Convert the items, from the first line through the line containing "menu-item-reformat-code[interactable]: Reformat Code", into a numbered list with blank lines omitted.
---*---
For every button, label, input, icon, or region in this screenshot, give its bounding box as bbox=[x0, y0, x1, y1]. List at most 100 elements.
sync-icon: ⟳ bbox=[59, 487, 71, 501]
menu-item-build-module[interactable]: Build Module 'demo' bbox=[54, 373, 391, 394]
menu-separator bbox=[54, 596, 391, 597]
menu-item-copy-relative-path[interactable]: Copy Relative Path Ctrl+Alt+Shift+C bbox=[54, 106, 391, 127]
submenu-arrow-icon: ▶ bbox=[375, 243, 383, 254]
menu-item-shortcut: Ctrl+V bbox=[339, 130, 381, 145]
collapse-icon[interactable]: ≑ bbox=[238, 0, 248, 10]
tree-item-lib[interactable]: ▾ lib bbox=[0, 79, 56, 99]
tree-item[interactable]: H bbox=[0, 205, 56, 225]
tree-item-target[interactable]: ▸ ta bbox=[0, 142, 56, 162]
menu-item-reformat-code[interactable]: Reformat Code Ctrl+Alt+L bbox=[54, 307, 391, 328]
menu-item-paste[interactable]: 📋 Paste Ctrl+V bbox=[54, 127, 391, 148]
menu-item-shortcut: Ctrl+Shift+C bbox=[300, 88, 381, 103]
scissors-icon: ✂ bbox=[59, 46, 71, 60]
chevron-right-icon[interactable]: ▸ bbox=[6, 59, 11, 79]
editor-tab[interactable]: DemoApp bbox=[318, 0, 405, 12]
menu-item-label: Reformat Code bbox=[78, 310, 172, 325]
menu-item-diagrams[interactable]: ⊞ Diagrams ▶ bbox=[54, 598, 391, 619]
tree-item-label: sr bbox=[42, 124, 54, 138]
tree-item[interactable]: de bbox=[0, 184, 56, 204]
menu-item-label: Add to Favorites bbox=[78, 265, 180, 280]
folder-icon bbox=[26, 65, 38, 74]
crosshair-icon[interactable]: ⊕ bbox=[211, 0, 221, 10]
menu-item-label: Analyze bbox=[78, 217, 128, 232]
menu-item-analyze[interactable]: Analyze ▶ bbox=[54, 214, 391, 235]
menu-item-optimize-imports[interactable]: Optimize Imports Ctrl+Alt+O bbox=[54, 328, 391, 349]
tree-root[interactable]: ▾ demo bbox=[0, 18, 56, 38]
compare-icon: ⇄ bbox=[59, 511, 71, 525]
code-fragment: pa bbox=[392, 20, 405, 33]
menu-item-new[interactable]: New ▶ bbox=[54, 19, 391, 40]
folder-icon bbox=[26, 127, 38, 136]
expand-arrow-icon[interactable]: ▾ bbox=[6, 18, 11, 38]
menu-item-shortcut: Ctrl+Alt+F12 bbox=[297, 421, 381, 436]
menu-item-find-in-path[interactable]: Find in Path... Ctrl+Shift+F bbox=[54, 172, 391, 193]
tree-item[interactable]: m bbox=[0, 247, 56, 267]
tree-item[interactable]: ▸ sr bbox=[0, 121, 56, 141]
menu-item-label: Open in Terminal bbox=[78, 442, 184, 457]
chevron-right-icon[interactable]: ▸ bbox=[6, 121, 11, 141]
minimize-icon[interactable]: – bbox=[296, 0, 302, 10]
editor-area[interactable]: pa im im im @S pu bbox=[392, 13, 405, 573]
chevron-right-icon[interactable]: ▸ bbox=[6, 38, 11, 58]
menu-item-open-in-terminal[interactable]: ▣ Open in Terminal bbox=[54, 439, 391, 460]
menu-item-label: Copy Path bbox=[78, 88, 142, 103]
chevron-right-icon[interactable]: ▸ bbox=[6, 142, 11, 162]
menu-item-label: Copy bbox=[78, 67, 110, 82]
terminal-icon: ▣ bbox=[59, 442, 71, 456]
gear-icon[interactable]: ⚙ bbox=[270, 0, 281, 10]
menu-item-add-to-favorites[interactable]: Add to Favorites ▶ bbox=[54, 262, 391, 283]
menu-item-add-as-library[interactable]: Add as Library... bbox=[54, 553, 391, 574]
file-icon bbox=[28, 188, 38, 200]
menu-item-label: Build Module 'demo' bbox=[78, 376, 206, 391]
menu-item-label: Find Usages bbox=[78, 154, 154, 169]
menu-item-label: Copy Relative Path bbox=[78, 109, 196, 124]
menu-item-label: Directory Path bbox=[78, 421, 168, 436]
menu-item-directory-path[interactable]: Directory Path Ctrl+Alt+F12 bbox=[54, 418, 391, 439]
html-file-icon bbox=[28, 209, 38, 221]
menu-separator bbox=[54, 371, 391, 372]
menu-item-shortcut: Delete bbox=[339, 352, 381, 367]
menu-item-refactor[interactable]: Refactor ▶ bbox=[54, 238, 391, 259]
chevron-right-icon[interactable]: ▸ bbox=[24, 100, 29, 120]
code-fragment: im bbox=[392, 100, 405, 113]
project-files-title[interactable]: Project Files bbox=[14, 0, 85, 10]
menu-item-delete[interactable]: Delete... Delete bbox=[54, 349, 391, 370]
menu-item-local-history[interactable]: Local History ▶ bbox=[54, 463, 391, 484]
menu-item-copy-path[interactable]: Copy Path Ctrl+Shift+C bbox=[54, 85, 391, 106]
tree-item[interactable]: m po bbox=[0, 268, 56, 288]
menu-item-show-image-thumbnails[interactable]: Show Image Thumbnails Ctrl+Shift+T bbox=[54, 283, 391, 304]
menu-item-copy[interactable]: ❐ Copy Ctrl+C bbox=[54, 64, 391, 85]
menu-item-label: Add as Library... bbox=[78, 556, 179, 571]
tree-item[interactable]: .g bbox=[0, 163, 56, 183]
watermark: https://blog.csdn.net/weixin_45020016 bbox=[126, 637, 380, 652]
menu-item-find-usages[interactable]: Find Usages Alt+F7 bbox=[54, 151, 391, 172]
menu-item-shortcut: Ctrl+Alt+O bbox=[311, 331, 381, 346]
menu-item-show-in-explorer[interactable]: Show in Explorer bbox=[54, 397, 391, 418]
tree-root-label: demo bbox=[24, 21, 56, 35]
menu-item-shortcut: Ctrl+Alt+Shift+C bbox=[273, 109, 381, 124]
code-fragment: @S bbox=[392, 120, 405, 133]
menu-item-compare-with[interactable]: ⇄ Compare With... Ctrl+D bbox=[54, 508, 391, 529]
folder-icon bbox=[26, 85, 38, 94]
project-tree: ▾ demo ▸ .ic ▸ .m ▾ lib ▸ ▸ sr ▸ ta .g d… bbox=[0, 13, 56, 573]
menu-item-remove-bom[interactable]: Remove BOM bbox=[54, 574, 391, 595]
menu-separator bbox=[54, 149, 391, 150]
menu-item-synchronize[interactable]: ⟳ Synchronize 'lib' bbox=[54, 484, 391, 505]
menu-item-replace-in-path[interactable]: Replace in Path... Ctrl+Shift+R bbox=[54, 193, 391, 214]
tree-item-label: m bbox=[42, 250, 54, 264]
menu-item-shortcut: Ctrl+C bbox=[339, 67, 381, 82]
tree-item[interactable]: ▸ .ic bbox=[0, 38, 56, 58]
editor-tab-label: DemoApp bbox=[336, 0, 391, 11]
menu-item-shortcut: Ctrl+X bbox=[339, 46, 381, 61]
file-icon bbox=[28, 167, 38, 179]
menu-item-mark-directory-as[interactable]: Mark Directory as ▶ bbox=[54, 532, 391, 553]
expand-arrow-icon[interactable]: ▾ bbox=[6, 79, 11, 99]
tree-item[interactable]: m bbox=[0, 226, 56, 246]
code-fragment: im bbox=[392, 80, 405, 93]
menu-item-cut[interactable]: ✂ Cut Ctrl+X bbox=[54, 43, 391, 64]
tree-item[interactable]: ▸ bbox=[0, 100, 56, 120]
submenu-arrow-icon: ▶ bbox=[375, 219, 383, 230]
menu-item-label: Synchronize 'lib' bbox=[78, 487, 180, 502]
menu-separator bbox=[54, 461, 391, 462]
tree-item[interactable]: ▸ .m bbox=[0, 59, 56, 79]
---*---
RESULT:
1. For every button, label, input, icon, or region in this screenshot, give its bounding box as bbox=[x0, y0, x1, y1]. List at most 100 elements.
2. sync-icon: ⟳ bbox=[59, 487, 71, 501]
3. menu-item-build-module[interactable]: Build Module 'demo' bbox=[54, 373, 391, 394]
4. menu-separator bbox=[54, 596, 391, 597]
5. menu-item-copy-relative-path[interactable]: Copy Relative Path Ctrl+Alt+Shift+C bbox=[54, 106, 391, 127]
6. submenu-arrow-icon: ▶ bbox=[375, 243, 383, 254]
7. menu-item-shortcut: Ctrl+V bbox=[339, 130, 381, 145]
8. collapse-icon[interactable]: ≑ bbox=[238, 0, 248, 10]
9. tree-item-lib[interactable]: ▾ lib bbox=[0, 79, 56, 99]
10. tree-item[interactable]: H bbox=[0, 205, 56, 225]
11. tree-item-target[interactable]: ▸ ta bbox=[0, 142, 56, 162]
12. menu-item-reformat-code[interactable]: Reformat Code Ctrl+Alt+L bbox=[54, 307, 391, 328]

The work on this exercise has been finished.